Given exercise a: Could you quote the forum post on EV tire costs word for word, from "As has been" through "does it all go?"?

Excerpt provided:
* * * *

Posted on 05/24/2023 11:54:22 AM PDT by Robwin
I guess I should have pointed out that I’m used to getting about 25K miles on tires in my 6-cyl ICE pickup (which weighs a hair more than our EV crossover) and the tires costing $150 each. Since EV’s are supposed to be a lot worse for tires, in my math for whether or not to get an EV for my wife I had budgeted for replacing tires every 12K miles. Thus, tire expense on the EV is one of the things that’s better than I anticipated. (To be fair, there are some one-time expenses for an EV I didn’t anticipate, such as buying a J1772 extension cord for if we stay at a hotel with a Level II charger and another car is blocking the charger.)
The problem is that the market has been subverted by government regulation making ICE vehicles impossible to produce and perverse tax incentives to foist EVs which are an inferior technology on the American populace.
Under these circumstances the market is not likely to reflect consumer preference.
As has been noted elsewhere:
“You are the Carbon they want to reduce”.
My question that no one has ever given me a satisfactory answer for is this. If a tire leaves a very very thin film of rubber with each revolution of the tire, where does all the rubber dust go?
The shoulder lanes of freeways and highways etc. should have 6 foot drifts of the stuff. Yet there is none. So,again, where does it all go?

* * * *

Exercise materials:
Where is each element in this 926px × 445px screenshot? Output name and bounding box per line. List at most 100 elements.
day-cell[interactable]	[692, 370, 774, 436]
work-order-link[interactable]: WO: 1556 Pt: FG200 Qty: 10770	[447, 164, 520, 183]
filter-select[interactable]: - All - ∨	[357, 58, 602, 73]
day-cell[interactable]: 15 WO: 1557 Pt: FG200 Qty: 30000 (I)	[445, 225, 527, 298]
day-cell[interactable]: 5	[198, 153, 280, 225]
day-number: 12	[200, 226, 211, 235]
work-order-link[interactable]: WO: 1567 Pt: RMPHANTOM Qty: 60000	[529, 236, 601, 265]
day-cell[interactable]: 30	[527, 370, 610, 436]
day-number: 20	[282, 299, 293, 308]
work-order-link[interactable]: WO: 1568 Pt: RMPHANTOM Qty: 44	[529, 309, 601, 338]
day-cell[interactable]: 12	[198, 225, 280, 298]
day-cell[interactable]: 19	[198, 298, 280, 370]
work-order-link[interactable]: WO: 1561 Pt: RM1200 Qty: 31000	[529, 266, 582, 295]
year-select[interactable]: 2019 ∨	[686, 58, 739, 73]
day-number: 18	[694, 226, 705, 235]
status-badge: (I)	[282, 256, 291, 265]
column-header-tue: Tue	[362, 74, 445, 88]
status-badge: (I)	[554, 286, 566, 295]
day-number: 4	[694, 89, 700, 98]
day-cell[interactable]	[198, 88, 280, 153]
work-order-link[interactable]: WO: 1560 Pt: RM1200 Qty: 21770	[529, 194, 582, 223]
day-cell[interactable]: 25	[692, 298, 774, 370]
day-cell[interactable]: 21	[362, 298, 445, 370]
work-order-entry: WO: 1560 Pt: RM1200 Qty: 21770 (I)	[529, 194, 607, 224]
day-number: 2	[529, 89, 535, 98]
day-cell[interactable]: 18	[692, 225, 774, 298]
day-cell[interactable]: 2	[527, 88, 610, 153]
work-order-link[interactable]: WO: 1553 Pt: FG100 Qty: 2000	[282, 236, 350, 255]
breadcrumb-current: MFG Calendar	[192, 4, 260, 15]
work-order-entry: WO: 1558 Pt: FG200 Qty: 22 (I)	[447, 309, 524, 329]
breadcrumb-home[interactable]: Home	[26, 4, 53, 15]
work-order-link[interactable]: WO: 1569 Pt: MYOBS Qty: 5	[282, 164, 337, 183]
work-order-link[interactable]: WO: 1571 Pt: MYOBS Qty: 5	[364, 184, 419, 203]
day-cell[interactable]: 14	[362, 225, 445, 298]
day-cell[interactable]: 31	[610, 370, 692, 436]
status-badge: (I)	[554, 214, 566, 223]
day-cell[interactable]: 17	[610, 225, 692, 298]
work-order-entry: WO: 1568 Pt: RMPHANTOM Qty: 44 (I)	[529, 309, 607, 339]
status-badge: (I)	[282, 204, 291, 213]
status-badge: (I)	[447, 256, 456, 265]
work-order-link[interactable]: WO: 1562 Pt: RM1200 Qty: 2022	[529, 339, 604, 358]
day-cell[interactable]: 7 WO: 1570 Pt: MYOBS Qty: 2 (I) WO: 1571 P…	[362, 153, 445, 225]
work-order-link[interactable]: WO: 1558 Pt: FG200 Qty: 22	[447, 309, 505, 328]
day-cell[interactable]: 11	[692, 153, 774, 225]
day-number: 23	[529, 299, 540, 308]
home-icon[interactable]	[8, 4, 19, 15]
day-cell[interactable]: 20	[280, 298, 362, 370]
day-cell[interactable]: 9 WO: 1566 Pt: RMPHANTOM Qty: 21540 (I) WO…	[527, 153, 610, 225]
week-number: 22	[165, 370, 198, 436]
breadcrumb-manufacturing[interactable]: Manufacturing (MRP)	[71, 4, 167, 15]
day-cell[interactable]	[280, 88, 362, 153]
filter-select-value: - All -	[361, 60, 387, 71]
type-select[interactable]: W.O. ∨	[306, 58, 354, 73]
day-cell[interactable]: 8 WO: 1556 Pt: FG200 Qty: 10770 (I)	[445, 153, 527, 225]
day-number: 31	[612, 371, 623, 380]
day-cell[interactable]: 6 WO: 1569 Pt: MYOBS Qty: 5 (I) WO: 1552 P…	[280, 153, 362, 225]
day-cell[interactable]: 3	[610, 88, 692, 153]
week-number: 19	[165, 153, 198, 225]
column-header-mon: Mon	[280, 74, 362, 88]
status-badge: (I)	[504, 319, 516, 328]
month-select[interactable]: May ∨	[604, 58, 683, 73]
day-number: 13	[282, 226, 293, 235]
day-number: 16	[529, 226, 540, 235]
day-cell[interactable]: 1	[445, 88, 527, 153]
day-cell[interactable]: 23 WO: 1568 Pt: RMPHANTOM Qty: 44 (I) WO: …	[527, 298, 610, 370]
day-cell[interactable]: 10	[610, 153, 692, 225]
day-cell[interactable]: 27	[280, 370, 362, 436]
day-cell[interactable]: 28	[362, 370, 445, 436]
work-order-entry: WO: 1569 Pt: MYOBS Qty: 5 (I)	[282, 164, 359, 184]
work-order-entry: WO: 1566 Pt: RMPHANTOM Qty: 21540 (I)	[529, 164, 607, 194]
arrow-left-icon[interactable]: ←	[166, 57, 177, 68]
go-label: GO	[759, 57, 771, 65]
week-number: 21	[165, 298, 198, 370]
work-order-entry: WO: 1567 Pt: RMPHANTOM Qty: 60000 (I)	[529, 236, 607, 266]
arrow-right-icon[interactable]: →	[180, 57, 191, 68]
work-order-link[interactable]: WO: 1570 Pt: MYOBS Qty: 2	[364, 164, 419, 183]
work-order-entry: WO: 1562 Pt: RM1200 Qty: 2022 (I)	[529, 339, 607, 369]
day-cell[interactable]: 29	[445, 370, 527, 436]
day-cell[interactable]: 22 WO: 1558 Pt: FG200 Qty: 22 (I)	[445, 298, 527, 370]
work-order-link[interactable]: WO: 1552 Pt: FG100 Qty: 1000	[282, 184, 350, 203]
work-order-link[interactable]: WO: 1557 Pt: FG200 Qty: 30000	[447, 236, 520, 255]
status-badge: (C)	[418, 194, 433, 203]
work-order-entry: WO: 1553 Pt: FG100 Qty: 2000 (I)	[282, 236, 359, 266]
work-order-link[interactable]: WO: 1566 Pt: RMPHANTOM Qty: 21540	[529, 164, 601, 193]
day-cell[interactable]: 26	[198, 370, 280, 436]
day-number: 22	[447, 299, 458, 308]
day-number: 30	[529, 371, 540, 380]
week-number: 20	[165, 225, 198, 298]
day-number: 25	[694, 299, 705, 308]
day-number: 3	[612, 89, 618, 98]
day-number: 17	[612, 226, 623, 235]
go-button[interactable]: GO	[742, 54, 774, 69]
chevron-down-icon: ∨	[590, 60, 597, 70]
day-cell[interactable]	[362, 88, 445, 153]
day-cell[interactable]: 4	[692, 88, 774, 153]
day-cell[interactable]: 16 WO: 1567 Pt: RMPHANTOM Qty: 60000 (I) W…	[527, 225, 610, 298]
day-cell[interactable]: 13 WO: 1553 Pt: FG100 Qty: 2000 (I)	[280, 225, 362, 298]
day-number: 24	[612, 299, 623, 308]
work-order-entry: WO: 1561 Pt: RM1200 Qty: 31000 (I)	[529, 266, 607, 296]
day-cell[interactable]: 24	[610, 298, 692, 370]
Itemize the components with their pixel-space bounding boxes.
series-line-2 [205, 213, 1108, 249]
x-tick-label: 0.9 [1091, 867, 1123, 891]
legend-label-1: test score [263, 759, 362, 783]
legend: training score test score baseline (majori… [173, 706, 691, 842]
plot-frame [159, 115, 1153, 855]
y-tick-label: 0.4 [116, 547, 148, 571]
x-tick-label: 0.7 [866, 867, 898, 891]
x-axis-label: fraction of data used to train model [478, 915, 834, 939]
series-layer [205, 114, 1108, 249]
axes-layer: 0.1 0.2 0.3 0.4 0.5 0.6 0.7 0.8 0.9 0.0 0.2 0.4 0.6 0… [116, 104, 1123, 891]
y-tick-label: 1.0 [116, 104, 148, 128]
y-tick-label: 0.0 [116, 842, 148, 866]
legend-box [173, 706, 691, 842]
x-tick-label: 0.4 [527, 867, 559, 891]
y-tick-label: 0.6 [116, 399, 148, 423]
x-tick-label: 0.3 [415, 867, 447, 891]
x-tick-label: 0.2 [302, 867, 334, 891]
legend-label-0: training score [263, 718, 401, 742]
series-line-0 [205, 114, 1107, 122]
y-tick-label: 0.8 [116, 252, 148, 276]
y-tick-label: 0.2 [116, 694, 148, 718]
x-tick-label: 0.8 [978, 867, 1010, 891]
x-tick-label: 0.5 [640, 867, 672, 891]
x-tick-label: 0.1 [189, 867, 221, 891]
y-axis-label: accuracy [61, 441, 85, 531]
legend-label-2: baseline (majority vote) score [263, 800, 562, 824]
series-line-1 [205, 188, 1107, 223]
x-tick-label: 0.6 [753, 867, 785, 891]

* * * *

Given exercise b: Can you turn the records, from their start through the line containing "work-order-link[interactable]: WO: 1561", into a numbered list, leaving out any blank lines?

Complete output a:
As has been noted elsewhere:
“You are the Carbon they want to reduce”.
My question that no one has ever given me a satisfactory answer for is this. If a tire leaves a very very thin film of rubber with each revolution of the tire, where does all the rubber dust go?
The shoulder lanes of freeways and highways etc. should have 6 foot drifts of the stuff. Yet there is none. So,again, where does it all go?

Complete output b:
1. Where is each element in this 926px × 445px screenshot? Output name and bounding box per line. List at most 100 elements.
2. day-cell[interactable]	[692, 370, 774, 436]
3. work-order-link[interactable]: WO: 1556 Pt: FG200 Qty: 10770	[447, 164, 520, 183]
4. filter-select[interactable]: - All - ∨	[357, 58, 602, 73]
5. day-cell[interactable]: 15 WO: 1557 Pt: FG200 Qty: 30000 (I)	[445, 225, 527, 298]
6. day-cell[interactable]: 5	[198, 153, 280, 225]
7. day-number: 12	[200, 226, 211, 235]
8. work-order-link[interactable]: WO: 1567 Pt: RMPHANTOM Qty: 60000	[529, 236, 601, 265]
9. day-cell[interactable]: 30	[527, 370, 610, 436]
10. day-number: 20	[282, 299, 293, 308]
11. work-order-link[interactable]: WO: 1568 Pt: RMPHANTOM Qty: 44	[529, 309, 601, 338]
12. day-cell[interactable]: 12	[198, 225, 280, 298]
13. day-cell[interactable]: 19	[198, 298, 280, 370]
14. work-order-link[interactable]: WO: 1561 Pt: RM1200 Qty: 31000	[529, 266, 582, 295]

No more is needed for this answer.